Stored rows ->
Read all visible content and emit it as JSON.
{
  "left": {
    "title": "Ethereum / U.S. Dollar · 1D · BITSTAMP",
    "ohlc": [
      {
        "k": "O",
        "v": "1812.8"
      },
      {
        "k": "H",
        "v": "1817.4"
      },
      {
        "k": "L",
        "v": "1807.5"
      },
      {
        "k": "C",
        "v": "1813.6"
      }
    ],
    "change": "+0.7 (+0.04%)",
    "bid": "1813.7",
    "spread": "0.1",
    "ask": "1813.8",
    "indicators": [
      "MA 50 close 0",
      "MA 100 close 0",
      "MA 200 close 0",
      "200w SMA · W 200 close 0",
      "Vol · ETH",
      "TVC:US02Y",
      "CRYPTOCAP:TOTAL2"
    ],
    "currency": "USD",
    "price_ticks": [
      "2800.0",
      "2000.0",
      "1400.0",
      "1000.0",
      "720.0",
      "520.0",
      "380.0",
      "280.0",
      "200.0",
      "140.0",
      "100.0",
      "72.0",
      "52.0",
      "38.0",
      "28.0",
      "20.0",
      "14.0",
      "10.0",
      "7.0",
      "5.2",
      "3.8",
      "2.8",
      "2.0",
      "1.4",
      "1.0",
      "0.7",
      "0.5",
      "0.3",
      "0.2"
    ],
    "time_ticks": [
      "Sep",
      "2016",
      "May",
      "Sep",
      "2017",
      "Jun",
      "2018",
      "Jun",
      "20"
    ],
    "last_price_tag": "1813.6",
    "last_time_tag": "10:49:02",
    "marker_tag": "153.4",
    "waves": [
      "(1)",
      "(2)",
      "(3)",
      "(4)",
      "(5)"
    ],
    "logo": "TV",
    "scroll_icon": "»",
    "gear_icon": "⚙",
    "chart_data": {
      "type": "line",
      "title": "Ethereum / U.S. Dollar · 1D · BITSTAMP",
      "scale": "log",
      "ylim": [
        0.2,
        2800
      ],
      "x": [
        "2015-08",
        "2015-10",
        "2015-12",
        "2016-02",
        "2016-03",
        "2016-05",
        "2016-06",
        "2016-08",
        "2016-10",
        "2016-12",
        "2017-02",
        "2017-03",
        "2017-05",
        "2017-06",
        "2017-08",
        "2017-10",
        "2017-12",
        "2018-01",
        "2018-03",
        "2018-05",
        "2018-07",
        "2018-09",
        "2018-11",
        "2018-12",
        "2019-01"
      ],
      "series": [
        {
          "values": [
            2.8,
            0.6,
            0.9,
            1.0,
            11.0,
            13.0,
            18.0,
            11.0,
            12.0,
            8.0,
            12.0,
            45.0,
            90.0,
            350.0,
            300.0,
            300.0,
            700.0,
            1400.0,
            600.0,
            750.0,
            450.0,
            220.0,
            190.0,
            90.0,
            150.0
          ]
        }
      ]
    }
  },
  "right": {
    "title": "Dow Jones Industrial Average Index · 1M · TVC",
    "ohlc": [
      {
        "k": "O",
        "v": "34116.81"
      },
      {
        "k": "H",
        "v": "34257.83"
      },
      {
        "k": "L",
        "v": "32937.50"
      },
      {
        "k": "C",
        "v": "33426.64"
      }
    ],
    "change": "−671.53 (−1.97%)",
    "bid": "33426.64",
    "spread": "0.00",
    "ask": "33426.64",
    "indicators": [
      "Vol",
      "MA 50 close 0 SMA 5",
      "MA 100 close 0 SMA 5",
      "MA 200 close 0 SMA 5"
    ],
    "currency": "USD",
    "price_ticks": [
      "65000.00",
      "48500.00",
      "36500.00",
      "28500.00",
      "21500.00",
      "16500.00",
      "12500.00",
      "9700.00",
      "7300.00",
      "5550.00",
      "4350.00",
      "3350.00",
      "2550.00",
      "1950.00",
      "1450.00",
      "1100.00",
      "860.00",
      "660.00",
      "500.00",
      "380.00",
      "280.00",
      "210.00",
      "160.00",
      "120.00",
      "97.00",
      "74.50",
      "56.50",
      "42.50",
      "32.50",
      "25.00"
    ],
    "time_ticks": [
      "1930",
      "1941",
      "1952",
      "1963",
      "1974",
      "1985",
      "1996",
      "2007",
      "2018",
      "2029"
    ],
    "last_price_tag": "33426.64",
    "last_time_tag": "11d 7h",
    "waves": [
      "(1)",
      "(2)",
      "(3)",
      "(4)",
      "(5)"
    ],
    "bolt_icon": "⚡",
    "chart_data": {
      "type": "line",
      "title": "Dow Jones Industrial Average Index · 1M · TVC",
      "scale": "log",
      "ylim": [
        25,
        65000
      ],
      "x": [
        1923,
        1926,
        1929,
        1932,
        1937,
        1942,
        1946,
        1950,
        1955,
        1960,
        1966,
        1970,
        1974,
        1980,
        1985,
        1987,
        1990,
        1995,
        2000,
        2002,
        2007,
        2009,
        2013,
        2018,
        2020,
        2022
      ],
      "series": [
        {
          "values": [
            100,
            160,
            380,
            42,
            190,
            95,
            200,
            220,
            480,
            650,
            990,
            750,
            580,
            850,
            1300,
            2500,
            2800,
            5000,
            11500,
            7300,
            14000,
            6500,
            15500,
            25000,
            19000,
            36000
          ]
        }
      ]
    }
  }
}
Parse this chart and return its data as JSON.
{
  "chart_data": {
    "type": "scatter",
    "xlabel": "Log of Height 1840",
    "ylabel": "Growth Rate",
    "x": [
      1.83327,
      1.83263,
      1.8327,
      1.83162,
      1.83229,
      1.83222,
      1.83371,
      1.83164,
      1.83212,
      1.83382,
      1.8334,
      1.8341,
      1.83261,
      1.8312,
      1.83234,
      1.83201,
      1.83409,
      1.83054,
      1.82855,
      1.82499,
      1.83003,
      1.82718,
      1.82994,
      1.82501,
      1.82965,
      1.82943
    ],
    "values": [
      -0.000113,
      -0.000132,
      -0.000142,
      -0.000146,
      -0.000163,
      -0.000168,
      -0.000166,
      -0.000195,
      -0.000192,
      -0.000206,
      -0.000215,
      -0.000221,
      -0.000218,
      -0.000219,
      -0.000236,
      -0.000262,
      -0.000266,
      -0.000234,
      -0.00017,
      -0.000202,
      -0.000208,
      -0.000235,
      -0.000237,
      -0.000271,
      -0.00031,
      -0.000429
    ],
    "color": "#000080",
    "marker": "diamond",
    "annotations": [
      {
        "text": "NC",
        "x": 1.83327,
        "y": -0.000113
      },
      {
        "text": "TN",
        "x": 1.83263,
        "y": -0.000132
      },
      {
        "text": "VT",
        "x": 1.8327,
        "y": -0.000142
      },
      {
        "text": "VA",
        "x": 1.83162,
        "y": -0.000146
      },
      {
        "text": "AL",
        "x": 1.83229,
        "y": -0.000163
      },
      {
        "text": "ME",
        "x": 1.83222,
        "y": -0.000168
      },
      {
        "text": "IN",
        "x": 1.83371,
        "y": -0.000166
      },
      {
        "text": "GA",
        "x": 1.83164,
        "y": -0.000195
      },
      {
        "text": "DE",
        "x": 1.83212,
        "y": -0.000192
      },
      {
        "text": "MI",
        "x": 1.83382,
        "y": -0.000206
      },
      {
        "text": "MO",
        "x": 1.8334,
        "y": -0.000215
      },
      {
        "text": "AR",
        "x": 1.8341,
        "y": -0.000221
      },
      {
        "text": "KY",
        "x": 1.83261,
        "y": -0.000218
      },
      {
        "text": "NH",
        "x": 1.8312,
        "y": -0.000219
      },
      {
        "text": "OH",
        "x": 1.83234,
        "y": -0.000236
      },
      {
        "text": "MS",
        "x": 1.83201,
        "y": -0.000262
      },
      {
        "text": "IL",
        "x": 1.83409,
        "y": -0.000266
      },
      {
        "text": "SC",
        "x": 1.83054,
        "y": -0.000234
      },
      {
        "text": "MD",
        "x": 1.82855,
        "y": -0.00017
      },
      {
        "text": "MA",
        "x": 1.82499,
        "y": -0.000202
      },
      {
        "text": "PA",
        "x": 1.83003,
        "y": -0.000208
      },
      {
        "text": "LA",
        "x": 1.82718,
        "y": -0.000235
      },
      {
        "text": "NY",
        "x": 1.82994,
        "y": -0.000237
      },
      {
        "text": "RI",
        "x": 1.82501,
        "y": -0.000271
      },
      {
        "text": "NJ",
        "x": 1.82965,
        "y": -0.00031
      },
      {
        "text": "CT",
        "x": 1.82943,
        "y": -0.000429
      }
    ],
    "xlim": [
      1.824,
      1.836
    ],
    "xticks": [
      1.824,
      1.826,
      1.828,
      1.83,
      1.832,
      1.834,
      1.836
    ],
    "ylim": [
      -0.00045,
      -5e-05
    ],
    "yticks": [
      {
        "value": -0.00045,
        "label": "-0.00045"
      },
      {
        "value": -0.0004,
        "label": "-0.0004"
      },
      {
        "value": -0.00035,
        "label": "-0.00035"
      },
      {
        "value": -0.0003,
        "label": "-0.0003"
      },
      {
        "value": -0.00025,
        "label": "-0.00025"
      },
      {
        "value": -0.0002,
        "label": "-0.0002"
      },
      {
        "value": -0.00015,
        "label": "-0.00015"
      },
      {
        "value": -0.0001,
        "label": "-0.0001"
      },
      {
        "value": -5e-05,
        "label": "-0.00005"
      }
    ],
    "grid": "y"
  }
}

Given instruction -> Return each line in the records that holds the string "JSON".

Reply ->
Read all visible content and emit it as JSON.
Parse this chart and return its data as JSON.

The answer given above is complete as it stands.